## [Exercise prompt]
From the records below, pull each line that has "Harris".

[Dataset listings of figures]
*-*-*

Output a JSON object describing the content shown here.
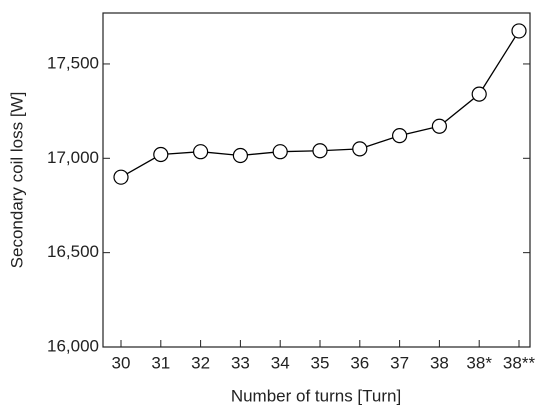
{
  "chart_data": {
    "type": "line",
    "x_label": "Number of turns [Turn]",
    "y_label": "Secondary coil loss [W]",
    "categories": [
      "30",
      "31",
      "32",
      "33",
      "34",
      "35",
      "36",
      "37",
      "38",
      "38*",
      "38**"
    ],
    "values": [
      16900,
      17020,
      17035,
      17015,
      17035,
      17040,
      17050,
      17120,
      17170,
      17340,
      17675
    ],
    "color": "#000000",
    "ylim": [
      16000,
      17770
    ],
    "yticks": [
      {
        "value": 16000,
        "label": "16,000"
      },
      {
        "value": 16500,
        "label": "16,500"
      },
      {
        "value": 17000,
        "label": "17,000"
      },
      {
        "value": 17500,
        "label": "17,500"
      }
    ]
  }
}
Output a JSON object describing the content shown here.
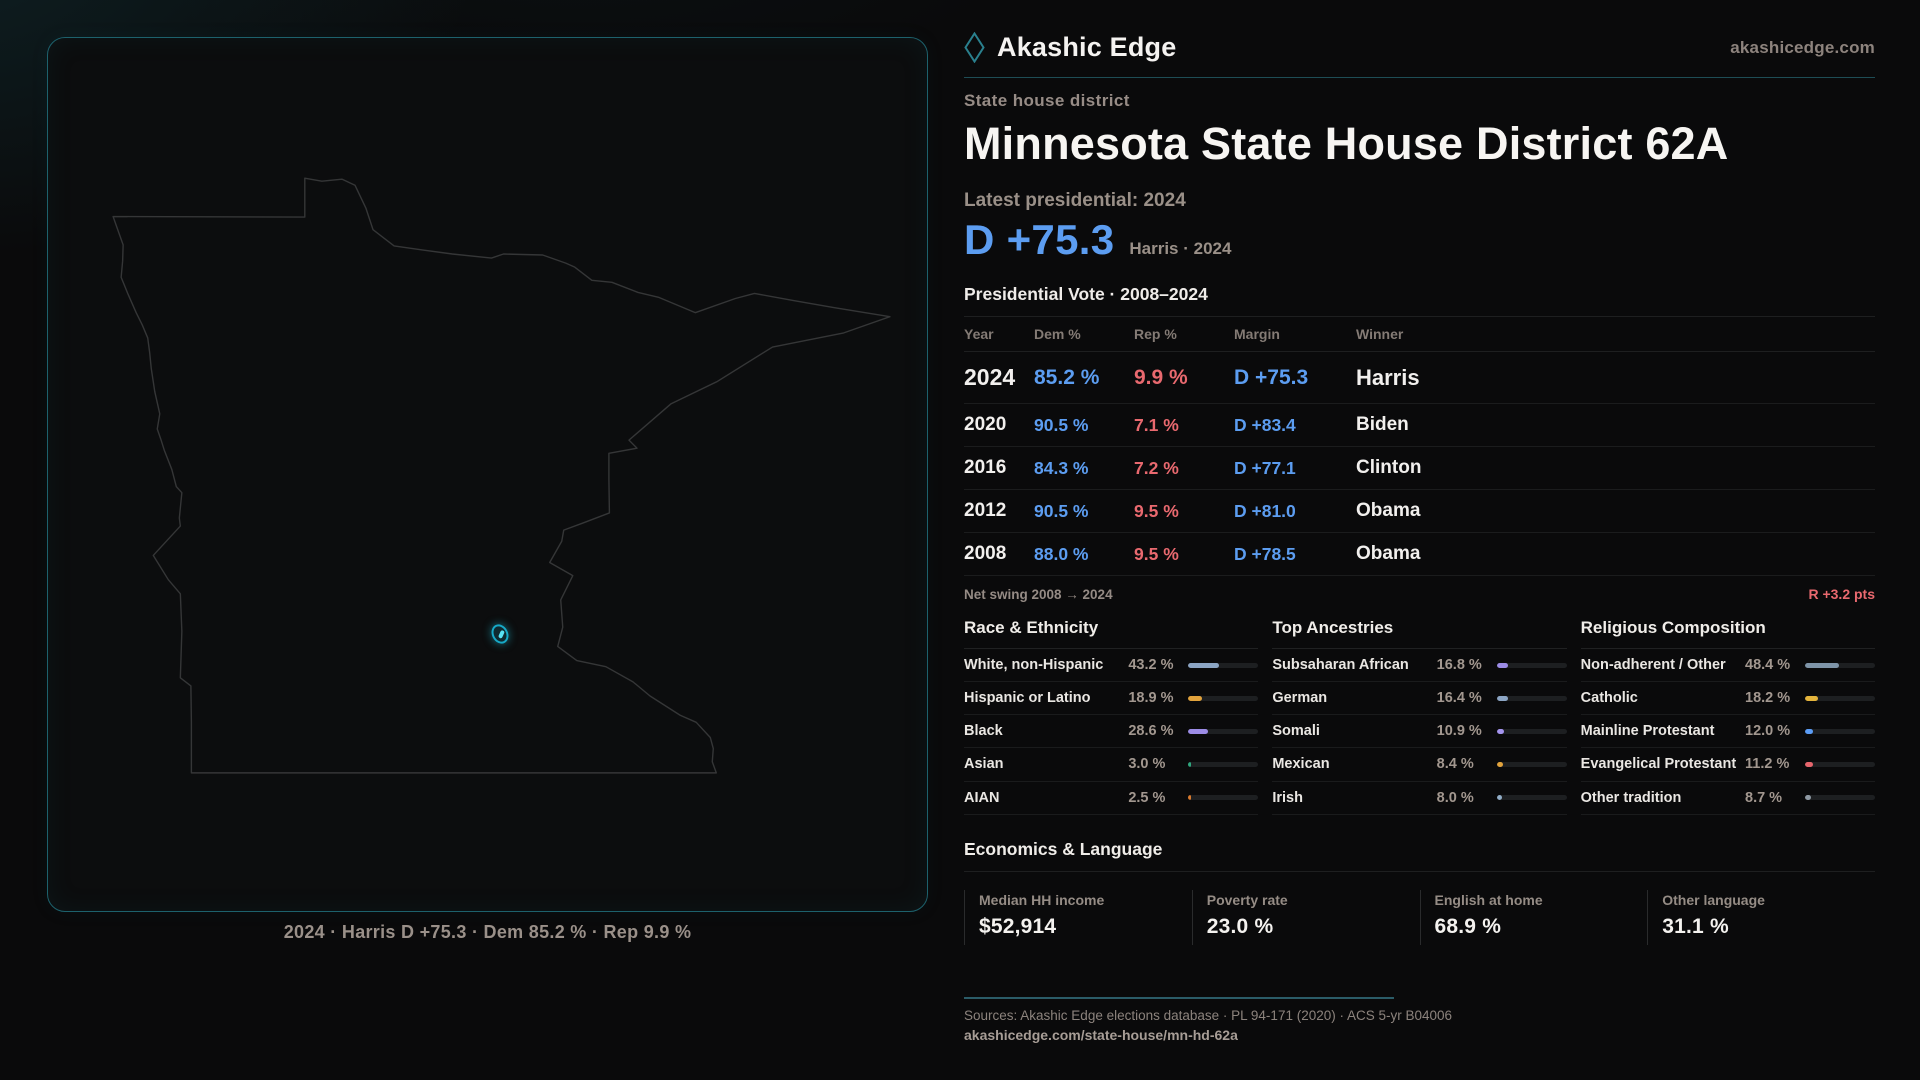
{
  "brand": {
    "name": "Akashic Edge",
    "domain": "akashicedge.com",
    "logo_icon": "diamond-icon"
  },
  "page": {
    "kicker": "State house district",
    "title": "Minnesota State House District 62A",
    "latest_label": "Latest presidential: 2024",
    "headline_margin": "D +75.3",
    "headline_context": "Harris · 2024"
  },
  "map": {
    "caption": "2024 · Harris D +75.3 · Dem 85.2 % · Rep 9.9 %"
  },
  "vote_table": {
    "title": "Presidential Vote · 2008–2024",
    "columns": {
      "year": "Year",
      "dem": "Dem %",
      "rep": "Rep %",
      "margin": "Margin",
      "winner": "Winner"
    },
    "rows": [
      {
        "year": "2024",
        "dem": "85.2 %",
        "rep": "9.9 %",
        "margin": "D +75.3",
        "winner": "Harris"
      },
      {
        "year": "2020",
        "dem": "90.5 %",
        "rep": "7.1 %",
        "margin": "D +83.4",
        "winner": "Biden"
      },
      {
        "year": "2016",
        "dem": "84.3 %",
        "rep": "7.2 %",
        "margin": "D +77.1",
        "winner": "Clinton"
      },
      {
        "year": "2012",
        "dem": "90.5 %",
        "rep": "9.5 %",
        "margin": "D +81.0",
        "winner": "Obama"
      },
      {
        "year": "2008",
        "dem": "88.0 %",
        "rep": "9.5 %",
        "margin": "D +78.5",
        "winner": "Obama"
      }
    ],
    "net_swing_label": "Net swing 2008 → 2024",
    "net_swing_value": "R +3.2 pts"
  },
  "demographics": [
    {
      "title": "Race & Ethnicity",
      "rows": [
        {
          "label": "White, non-Hispanic",
          "value": "43.2 %",
          "pct": 43.2,
          "color": "#8CA5C4"
        },
        {
          "label": "Hispanic or Latino",
          "value": "18.9 %",
          "pct": 18.9,
          "color": "#E2A33C"
        },
        {
          "label": "Black",
          "value": "28.6 %",
          "pct": 28.6,
          "color": "#9C8CE6"
        },
        {
          "label": "Asian",
          "value": "3.0 %",
          "pct": 3.0,
          "color": "#2FA77E"
        },
        {
          "label": "AIAN",
          "value": "2.5 %",
          "pct": 2.5,
          "color": "#D97A2D"
        }
      ]
    },
    {
      "title": "Top Ancestries",
      "rows": [
        {
          "label": "Subsaharan African",
          "value": "16.8 %",
          "pct": 16.8,
          "color": "#9C8CE6"
        },
        {
          "label": "German",
          "value": "16.4 %",
          "pct": 16.4,
          "color": "#8CA5C4"
        },
        {
          "label": "Somali",
          "value": "10.9 %",
          "pct": 10.9,
          "color": "#A494EE"
        },
        {
          "label": "Mexican",
          "value": "8.4 %",
          "pct": 8.4,
          "color": "#E2A33C"
        },
        {
          "label": "Irish",
          "value": "8.0 %",
          "pct": 8.0,
          "color": "#92AEC8"
        }
      ]
    },
    {
      "title": "Religious Composition",
      "rows": [
        {
          "label": "Non-adherent / Other",
          "value": "48.4 %",
          "pct": 48.4,
          "color": "#7E94A8"
        },
        {
          "label": "Catholic",
          "value": "18.2 %",
          "pct": 18.2,
          "color": "#E4B43C"
        },
        {
          "label": "Mainline Protestant",
          "value": "12.0 %",
          "pct": 12.0,
          "color": "#5B9CF5"
        },
        {
          "label": "Evangelical Protestant",
          "value": "11.2 %",
          "pct": 11.2,
          "color": "#E6656C"
        },
        {
          "label": "Other tradition",
          "value": "8.7 %",
          "pct": 8.7,
          "color": "#8E99A3"
        }
      ]
    }
  ],
  "economics": {
    "title": "Economics & Language",
    "stats": [
      {
        "label": "Median HH income",
        "value": "$52,914"
      },
      {
        "label": "Poverty rate",
        "value": "23.0 %"
      },
      {
        "label": "English at home",
        "value": "68.9 %"
      },
      {
        "label": "Other language",
        "value": "31.1 %"
      }
    ]
  },
  "footer": {
    "sources": "Sources: Akashic Edge elections database · PL 94-171 (2020) · ACS 5-yr B04006",
    "permalink": "akashicedge.com/state-house/mn-hd-62a"
  },
  "colors": {
    "dem_blue": "#5c9df1",
    "rep_red": "#e9696f",
    "accent_teal": "#1d616c",
    "marker_cyan": "#17a9c7"
  }
}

*-*-*

## [Complete response]
    "headline_context": "Harris · 2024"
    "caption": "2024 · Harris D +75.3 · Dem 85.2 % · Rep 9.9 %"
        "winner": "Harris"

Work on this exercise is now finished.